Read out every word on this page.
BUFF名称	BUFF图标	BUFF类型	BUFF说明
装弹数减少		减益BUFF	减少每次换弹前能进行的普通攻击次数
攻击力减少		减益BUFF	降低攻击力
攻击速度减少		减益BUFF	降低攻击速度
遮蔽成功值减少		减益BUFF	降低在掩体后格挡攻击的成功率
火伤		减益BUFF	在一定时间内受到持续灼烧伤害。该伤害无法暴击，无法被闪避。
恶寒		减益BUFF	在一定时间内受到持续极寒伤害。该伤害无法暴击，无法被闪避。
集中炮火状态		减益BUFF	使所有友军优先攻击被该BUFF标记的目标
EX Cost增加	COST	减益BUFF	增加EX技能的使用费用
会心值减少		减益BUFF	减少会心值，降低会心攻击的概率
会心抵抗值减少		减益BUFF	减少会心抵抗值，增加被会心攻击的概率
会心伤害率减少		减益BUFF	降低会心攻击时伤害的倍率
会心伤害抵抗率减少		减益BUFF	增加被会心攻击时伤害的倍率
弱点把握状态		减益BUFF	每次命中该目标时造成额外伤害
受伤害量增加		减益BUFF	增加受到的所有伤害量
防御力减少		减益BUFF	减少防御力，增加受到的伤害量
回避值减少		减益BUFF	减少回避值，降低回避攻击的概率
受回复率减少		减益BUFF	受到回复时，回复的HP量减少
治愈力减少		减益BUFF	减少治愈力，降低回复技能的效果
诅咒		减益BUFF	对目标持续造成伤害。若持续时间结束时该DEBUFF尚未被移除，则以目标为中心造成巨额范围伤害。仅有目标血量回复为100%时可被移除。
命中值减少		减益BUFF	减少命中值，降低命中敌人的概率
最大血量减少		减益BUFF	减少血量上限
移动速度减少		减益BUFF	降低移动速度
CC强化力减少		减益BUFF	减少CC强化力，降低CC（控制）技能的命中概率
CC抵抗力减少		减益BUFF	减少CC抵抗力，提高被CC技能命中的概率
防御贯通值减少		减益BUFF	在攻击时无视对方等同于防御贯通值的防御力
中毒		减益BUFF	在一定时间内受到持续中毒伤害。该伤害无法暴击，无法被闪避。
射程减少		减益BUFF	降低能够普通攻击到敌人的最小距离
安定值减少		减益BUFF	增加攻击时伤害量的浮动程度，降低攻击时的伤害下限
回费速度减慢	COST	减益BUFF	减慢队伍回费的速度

***

* **What you will do**
Locate all lines in the listing above with the word "无法被闪避" and copy them.

* **Task solution**
火伤		减益BUFF	在一定时间内受到持续灼烧伤害。该伤害无法暴击，无法被闪避。
恶寒		减益BUFF	在一定时间内受到持续极寒伤害。该伤害无法暴击，无法被闪避。
中毒		减益BUFF	在一定时间内受到持续中毒伤害。该伤害无法暴击，无法被闪避。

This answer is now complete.